RECORDS FOR PROCESSING:
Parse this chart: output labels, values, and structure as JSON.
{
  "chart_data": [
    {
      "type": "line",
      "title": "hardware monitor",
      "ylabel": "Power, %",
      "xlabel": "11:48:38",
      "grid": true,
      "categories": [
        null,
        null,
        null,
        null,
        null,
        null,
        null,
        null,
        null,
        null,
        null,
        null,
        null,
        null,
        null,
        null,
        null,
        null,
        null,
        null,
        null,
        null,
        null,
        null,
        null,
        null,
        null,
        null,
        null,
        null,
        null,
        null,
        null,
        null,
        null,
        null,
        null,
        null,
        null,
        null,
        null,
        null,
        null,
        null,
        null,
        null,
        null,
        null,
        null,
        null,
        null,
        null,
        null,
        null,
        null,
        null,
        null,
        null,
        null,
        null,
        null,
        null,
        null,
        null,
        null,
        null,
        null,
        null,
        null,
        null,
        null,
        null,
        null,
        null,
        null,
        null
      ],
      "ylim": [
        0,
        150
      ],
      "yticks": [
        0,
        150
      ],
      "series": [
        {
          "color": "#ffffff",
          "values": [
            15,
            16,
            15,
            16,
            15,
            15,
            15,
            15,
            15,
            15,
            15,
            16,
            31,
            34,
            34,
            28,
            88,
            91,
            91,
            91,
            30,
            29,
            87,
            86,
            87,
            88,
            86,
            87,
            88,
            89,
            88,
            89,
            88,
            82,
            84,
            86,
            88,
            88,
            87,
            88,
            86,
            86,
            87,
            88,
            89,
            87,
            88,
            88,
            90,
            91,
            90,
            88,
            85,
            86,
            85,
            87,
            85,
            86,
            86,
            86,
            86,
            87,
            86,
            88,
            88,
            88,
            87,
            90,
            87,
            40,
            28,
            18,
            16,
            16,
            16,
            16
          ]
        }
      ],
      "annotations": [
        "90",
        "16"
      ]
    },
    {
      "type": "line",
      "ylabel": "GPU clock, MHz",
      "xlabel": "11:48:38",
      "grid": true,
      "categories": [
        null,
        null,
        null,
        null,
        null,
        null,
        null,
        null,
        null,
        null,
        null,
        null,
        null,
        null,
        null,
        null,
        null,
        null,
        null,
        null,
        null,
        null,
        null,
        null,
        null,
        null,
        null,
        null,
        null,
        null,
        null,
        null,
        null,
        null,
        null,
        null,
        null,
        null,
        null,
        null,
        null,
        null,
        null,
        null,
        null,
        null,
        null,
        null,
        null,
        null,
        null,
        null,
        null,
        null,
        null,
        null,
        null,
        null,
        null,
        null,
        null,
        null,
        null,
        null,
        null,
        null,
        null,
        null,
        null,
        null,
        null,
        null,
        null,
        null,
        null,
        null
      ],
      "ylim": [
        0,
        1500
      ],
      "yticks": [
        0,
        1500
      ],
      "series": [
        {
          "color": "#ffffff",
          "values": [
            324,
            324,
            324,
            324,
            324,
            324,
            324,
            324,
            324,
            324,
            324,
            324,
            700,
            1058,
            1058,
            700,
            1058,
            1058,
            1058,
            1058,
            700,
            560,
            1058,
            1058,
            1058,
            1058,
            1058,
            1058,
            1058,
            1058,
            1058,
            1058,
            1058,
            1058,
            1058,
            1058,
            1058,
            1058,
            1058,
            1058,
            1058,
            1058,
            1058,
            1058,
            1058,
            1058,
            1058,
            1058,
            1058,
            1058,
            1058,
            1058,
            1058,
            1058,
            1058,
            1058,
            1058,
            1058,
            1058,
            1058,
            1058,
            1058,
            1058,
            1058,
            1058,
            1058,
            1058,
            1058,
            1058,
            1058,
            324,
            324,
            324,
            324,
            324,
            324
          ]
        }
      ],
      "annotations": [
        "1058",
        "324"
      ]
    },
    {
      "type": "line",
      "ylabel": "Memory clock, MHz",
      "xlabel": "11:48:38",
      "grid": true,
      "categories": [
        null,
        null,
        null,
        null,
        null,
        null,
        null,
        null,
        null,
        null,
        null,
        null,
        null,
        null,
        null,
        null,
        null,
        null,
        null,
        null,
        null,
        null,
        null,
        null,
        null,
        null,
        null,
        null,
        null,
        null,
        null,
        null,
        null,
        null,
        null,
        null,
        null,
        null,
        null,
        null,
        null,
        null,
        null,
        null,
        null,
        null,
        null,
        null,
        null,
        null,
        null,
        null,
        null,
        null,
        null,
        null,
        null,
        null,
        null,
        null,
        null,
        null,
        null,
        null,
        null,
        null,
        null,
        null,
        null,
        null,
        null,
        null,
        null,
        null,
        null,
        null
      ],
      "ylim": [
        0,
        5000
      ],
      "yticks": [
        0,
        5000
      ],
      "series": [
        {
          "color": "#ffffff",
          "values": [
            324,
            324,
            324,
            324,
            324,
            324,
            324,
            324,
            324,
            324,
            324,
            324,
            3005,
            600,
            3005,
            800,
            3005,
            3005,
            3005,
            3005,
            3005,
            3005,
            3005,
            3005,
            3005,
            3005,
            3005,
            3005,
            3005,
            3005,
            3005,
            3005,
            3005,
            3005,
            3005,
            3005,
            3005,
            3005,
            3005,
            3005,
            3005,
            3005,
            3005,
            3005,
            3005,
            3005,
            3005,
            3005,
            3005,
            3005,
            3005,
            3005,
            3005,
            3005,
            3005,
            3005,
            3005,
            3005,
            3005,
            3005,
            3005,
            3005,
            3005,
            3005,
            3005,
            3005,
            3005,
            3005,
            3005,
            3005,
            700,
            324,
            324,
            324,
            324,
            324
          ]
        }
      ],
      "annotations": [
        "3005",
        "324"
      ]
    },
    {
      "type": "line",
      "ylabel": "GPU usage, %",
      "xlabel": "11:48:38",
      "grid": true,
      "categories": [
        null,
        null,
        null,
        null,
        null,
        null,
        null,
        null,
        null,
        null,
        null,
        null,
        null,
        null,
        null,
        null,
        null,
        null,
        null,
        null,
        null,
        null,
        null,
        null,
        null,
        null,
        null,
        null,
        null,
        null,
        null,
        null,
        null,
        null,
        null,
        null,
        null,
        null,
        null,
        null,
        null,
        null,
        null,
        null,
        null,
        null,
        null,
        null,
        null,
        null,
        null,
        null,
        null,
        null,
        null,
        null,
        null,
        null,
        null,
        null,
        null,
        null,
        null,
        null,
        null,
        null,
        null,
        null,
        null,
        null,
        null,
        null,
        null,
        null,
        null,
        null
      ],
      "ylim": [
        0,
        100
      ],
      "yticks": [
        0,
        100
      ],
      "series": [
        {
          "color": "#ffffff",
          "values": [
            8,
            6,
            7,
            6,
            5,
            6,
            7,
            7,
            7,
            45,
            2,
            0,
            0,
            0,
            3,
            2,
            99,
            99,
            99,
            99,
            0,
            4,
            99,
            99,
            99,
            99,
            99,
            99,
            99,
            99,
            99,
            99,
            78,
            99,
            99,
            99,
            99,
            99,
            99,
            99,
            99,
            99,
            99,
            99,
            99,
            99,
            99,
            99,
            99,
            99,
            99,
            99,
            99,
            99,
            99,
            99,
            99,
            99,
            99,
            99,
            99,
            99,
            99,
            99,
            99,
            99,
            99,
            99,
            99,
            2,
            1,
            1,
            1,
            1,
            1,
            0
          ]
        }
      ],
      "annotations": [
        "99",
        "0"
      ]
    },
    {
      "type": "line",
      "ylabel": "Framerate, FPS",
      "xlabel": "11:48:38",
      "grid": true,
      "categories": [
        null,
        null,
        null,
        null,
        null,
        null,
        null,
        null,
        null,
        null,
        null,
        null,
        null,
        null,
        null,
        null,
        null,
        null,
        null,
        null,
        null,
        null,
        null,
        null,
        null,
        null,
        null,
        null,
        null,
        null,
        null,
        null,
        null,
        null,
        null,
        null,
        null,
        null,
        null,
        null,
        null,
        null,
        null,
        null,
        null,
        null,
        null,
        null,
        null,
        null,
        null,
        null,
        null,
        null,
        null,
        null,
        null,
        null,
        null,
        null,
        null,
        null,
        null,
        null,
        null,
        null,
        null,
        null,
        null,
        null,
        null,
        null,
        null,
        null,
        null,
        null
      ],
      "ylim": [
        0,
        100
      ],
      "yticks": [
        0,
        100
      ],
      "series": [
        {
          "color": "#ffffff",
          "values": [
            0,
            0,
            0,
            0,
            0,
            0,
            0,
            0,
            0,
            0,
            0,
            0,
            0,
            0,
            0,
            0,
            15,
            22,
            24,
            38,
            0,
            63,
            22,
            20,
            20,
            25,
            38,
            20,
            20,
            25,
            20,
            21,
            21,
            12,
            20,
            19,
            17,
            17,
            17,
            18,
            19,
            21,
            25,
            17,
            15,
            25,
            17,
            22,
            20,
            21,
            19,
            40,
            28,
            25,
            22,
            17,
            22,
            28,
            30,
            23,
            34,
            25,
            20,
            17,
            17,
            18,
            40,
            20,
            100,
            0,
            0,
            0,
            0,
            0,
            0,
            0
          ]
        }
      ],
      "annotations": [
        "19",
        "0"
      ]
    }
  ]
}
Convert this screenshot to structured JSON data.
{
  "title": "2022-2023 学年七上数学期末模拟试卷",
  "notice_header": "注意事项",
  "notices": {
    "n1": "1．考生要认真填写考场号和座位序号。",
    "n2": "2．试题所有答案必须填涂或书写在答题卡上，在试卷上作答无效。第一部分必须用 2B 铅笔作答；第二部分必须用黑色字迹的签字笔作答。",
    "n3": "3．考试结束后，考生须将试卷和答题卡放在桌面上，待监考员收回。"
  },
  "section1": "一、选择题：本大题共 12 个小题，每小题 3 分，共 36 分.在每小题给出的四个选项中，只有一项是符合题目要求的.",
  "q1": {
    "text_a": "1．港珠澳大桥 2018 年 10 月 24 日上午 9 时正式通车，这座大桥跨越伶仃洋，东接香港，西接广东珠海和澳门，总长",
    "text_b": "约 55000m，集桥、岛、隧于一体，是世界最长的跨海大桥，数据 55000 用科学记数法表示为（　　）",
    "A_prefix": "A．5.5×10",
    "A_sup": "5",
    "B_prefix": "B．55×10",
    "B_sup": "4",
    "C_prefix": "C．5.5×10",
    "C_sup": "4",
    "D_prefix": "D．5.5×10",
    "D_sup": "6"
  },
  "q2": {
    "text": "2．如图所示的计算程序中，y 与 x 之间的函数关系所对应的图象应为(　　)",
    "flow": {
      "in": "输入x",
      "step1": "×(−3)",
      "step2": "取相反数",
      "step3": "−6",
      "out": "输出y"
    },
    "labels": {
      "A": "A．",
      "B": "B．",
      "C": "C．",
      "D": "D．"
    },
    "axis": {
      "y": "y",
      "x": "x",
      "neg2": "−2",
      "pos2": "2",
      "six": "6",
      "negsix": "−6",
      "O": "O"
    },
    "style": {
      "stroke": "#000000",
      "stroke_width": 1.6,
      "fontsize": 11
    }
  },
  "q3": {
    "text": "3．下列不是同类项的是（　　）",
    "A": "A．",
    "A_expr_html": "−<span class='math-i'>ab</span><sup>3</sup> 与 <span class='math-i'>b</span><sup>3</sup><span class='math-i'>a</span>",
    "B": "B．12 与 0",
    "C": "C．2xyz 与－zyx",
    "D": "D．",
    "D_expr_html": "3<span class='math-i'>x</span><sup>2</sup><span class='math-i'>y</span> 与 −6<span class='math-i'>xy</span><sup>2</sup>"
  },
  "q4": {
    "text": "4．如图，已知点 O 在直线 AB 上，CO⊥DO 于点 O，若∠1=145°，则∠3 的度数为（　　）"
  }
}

YOUR OBJECTIVE:
Collect the lines of the data that carry the word "math".

OUTPUT OF THE EXERCISE:
    "A_expr_html": "−<span class='math-i'>ab</span><sup>3</sup> 与 <span class='math-i'>b</span><sup>3</sup><span class='math-i'>a</span>",
    "D_expr_html": "3<span class='math-i'>x</span><sup>2</sup><span class='math-i'>y</span> 与 −6<span class='math-i'>xy</span><sup>2</sup>"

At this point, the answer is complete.